__Record extracts__.
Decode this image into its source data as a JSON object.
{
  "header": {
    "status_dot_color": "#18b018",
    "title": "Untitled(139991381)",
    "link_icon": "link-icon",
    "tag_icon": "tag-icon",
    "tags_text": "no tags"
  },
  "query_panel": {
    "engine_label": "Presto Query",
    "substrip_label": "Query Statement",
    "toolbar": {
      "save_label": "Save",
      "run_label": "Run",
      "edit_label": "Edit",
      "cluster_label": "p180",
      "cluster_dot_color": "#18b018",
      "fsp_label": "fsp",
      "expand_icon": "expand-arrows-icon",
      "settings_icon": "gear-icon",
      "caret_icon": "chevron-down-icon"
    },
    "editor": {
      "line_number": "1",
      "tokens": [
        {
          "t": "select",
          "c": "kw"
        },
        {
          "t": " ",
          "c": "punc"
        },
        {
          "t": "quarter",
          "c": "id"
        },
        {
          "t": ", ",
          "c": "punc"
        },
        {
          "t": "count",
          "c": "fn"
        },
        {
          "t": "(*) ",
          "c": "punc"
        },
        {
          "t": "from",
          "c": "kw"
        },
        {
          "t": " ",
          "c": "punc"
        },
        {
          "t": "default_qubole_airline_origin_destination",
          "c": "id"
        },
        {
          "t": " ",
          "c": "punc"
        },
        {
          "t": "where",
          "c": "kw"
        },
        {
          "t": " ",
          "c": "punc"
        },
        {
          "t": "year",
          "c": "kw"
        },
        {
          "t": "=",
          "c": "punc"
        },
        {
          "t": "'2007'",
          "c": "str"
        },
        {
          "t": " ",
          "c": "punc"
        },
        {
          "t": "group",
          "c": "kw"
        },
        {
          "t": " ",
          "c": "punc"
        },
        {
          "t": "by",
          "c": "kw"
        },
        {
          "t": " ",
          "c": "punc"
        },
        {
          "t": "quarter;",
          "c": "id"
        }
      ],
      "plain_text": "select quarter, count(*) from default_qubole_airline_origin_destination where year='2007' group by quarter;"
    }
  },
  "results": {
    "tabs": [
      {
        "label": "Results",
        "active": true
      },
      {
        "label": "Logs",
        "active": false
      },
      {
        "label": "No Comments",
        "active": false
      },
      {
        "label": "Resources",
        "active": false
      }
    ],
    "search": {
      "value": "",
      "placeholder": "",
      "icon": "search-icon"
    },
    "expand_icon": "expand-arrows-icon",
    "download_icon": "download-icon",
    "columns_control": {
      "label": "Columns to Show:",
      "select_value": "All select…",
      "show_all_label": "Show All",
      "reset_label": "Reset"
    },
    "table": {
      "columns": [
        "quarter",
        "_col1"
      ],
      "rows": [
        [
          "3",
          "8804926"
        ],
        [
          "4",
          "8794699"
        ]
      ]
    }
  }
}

__Task to complete__.
All of the entries should be written out again exactly.

__Written response__.
Decode this image into its source data as a JSON object.
{
  "header": {
    "status_dot_color": "#18b018",
    "title": "Untitled(139991381)",
    "link_icon": "link-icon",
    "tag_icon": "tag-icon",
    "tags_text": "no tags"
  },
  "query_panel": {
    "engine_label": "Presto Query",
    "substrip_label": "Query Statement",
    "toolbar": {
      "save_label": "Save",
      "run_label": "Run",
      "edit_label": "Edit",
      "cluster_label": "p180",
      "cluster_dot_color": "#18b018",
      "fsp_label": "fsp",
      "expand_icon": "expand-arrows-icon",
      "settings_icon": "gear-icon",
      "caret_icon": "chevron-down-icon"
    },
    "editor": {
      "line_number": "1",
      "tokens": [
        {
          "t": "select",
          "c": "kw"
        },
        {
          "t": " ",
          "c": "punc"
        },
        {
          "t": "quarter",
          "c": "id"
        },
        {
          "t": ", ",
          "c": "punc"
        },
        {
          "t": "count",
          "c": "fn"
        },
        {
          "t": "(*) ",
          "c": "punc"
        },
        {
          "t": "from",
          "c": "kw"
        },
        {
          "t": " ",
          "c": "punc"
        },
        {
          "t": "default_qubole_airline_origin_destination",
          "c": "id"
        },
        {
          "t": " ",
          "c": "punc"
        },
        {
          "t": "where",
          "c": "kw"
        },
        {
          "t": " ",
          "c": "punc"
        },
        {
          "t": "year",
          "c": "kw"
        },
        {
          "t": "=",
          "c": "punc"
        },
        {
          "t": "'2007'",
          "c": "str"
        },
        {
          "t": " ",
          "c": "punc"
        },
        {
          "t": "group",
          "c": "kw"
        },
        {
          "t": " ",
          "c": "punc"
        },
        {
          "t": "by",
          "c": "kw"
        },
        {
          "t": " ",
          "c": "punc"
        },
        {
          "t": "quarter;",
          "c": "id"
        }
      ],
      "plain_text": "select quarter, count(*) from default_qubole_airline_origin_destination where year='2007' group by quarter;"
    }
  },
  "results": {
    "tabs": [
      {
        "label": "Results",
        "active": true
      },
      {
        "label": "Logs",
        "active": false
      },
      {
        "label": "No Comments",
        "active": false
      },
      {
        "label": "Resources",
        "active": false
      }
    ],
    "search": {
      "value": "",
      "placeholder": "",
      "icon": "search-icon"
    },
    "expand_icon": "expand-arrows-icon",
    "download_icon": "download-icon",
    "columns_control": {
      "label": "Columns to Show:",
      "select_value": "All select…",
      "show_all_label": "Show All",
      "reset_label": "Reset"
    },
    "table": {
      "columns": [
        "quarter",
        "_col1"
      ],
      "rows": [
        [
          "3",
          "8804926"
        ],
        [
          "4",
          "8794699"
        ]
      ]
    }
  }
}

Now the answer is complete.